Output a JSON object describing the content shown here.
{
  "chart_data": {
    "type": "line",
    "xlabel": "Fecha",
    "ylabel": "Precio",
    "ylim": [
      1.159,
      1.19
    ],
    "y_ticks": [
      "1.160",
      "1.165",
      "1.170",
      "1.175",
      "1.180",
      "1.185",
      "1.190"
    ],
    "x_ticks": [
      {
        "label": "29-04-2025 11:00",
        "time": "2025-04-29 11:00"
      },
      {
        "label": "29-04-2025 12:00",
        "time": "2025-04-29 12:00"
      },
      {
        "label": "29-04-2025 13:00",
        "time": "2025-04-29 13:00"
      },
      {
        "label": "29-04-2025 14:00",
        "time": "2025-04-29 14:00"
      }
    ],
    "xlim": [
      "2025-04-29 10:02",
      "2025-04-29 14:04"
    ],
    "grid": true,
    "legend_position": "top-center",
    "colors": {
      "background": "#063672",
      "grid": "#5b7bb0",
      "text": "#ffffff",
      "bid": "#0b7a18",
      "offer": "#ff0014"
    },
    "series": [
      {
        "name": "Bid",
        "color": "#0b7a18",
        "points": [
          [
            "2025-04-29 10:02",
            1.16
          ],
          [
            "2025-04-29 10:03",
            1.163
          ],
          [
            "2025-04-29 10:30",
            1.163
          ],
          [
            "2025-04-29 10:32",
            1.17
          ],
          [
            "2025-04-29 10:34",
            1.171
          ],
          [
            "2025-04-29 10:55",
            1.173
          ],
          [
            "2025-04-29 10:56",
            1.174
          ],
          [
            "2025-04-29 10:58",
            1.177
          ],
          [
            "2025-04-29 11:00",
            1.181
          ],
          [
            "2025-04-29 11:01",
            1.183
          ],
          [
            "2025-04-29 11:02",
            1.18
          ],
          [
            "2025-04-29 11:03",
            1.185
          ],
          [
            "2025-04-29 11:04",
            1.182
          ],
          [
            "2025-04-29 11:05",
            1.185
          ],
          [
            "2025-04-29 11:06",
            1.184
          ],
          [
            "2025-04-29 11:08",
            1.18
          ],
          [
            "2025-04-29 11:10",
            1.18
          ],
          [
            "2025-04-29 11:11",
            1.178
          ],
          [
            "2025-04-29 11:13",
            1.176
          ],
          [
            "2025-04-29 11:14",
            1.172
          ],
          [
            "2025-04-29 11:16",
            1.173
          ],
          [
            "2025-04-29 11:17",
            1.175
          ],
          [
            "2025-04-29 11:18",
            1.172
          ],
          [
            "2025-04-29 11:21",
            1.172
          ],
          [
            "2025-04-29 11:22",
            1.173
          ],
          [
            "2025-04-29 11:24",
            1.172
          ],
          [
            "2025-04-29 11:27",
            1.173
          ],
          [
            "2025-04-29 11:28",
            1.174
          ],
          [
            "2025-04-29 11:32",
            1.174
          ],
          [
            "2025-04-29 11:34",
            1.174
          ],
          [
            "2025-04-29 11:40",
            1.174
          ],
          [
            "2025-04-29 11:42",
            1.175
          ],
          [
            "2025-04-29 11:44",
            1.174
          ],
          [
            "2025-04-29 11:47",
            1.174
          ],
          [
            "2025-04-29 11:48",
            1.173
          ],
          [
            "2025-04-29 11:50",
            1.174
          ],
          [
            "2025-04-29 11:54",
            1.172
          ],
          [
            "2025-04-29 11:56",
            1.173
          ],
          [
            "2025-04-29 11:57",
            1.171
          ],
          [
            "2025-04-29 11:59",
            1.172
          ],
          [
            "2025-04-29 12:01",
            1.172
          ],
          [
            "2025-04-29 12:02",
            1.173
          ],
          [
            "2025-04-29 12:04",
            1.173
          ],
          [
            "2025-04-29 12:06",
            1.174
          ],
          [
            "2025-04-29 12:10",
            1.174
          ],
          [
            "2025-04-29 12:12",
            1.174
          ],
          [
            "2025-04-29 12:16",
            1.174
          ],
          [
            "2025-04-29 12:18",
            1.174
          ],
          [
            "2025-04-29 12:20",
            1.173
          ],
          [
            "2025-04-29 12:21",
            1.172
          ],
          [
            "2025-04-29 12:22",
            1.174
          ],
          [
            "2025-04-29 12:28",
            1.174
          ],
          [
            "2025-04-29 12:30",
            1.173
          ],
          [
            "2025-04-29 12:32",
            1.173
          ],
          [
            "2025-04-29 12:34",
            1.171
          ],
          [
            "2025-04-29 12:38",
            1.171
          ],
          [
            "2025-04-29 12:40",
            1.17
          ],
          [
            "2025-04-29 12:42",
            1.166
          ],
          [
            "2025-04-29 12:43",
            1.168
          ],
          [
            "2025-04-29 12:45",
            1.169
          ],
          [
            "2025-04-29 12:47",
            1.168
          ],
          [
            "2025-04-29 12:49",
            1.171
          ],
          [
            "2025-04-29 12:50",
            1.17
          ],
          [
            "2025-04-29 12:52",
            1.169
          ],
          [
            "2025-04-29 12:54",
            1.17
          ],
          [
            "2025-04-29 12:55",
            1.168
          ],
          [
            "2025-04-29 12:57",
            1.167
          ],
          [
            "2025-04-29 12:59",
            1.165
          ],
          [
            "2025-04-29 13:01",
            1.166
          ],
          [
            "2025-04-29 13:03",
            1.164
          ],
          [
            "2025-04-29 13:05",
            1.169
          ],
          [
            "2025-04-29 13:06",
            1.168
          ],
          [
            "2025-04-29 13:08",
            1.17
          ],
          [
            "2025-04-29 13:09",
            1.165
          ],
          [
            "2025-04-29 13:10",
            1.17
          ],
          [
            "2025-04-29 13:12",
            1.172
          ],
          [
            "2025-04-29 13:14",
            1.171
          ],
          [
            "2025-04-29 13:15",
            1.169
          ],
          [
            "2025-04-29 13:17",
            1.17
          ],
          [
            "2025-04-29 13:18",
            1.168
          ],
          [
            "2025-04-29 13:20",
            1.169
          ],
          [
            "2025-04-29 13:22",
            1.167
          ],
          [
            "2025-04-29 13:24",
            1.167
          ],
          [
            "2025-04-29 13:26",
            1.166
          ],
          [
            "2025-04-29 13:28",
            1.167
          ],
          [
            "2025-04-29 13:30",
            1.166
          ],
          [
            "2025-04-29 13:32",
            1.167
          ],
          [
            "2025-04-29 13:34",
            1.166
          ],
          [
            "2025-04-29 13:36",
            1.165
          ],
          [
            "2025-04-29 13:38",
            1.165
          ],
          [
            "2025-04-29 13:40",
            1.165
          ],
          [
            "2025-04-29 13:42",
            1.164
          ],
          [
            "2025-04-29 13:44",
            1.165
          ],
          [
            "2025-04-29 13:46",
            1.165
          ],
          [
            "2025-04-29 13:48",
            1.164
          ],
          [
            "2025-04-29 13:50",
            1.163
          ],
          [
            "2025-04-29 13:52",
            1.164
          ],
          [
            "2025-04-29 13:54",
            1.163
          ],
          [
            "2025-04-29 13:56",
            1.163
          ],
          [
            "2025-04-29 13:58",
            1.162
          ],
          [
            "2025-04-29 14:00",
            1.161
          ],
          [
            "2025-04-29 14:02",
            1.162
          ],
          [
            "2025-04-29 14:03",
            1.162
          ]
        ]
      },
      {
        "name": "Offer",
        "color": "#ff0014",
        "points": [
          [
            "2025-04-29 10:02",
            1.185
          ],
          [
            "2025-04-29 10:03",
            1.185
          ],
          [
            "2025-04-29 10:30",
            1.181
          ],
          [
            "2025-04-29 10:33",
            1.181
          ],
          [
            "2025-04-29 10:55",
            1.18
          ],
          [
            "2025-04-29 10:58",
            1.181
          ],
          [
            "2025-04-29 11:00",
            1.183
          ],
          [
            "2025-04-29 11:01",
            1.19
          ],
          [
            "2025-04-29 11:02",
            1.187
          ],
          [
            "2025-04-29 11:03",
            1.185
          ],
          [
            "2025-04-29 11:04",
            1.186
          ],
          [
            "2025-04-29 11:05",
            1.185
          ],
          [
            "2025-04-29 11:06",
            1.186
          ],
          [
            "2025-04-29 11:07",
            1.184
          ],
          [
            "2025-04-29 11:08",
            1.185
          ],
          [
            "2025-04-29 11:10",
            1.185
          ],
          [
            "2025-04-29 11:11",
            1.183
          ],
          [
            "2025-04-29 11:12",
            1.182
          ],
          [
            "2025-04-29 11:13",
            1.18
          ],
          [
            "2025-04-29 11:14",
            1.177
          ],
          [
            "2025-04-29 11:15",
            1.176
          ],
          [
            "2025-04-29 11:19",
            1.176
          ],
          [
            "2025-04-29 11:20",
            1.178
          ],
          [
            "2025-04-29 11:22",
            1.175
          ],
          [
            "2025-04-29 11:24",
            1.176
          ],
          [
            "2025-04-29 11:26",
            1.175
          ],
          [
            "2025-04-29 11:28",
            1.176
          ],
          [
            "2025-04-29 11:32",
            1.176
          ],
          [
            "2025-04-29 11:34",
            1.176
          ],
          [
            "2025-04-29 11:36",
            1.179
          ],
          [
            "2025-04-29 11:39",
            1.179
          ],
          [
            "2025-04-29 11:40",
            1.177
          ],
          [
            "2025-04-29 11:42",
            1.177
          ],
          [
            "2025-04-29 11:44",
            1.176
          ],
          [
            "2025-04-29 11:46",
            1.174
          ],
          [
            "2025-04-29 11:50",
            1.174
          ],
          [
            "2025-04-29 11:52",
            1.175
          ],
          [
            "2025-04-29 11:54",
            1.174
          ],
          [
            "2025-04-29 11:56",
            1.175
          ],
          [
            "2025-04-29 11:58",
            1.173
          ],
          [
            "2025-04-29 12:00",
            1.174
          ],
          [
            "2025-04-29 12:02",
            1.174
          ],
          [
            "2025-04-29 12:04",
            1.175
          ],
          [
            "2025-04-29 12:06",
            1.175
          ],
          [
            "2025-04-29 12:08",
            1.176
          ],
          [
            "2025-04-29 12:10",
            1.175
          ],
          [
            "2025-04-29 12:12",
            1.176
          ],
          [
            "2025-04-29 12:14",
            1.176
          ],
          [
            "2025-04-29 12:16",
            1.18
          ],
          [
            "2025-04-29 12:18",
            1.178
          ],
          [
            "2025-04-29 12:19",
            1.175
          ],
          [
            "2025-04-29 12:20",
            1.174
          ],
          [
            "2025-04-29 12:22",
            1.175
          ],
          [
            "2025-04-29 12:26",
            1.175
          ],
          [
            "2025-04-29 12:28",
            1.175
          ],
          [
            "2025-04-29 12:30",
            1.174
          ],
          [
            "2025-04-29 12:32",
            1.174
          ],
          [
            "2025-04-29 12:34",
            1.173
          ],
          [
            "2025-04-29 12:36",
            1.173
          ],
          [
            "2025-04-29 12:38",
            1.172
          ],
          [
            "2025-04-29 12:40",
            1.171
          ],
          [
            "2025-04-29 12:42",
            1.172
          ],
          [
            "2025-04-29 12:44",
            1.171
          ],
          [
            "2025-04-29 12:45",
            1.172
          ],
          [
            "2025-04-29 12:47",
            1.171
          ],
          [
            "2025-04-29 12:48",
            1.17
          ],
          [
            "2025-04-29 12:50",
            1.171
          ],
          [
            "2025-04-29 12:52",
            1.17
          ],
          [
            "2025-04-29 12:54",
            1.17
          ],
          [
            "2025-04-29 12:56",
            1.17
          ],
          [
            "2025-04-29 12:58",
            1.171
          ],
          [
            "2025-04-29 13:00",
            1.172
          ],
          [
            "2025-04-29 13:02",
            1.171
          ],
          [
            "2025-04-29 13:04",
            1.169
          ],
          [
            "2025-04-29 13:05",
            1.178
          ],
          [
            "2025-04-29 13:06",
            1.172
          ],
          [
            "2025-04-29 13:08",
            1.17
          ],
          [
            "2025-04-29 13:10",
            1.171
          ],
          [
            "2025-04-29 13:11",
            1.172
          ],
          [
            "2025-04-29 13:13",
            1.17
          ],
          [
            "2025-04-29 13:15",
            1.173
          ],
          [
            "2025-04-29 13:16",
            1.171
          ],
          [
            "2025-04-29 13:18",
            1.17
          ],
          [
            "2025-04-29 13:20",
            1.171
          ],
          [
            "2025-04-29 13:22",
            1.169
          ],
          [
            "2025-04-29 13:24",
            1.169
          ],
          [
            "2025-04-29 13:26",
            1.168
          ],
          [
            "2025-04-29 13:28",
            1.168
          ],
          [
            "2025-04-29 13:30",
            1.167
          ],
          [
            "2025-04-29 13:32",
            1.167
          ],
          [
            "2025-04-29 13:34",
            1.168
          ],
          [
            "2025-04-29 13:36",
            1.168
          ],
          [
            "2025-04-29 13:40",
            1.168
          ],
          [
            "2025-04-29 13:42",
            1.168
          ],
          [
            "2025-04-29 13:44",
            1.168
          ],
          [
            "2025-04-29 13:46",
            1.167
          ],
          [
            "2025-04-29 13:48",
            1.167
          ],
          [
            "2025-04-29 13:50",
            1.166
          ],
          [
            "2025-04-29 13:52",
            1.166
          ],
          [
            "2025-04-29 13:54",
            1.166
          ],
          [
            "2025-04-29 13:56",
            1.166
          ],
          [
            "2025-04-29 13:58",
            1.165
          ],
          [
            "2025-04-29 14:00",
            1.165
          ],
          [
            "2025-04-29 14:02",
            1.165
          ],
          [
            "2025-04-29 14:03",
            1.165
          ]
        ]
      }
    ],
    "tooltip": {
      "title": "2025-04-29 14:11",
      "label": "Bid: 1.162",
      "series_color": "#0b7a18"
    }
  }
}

_ _ _

**GOAL:** Some lines of the records may hold the word "time". How many do? Answer with a number and nothing else.

**COMPLETED TASK:** 4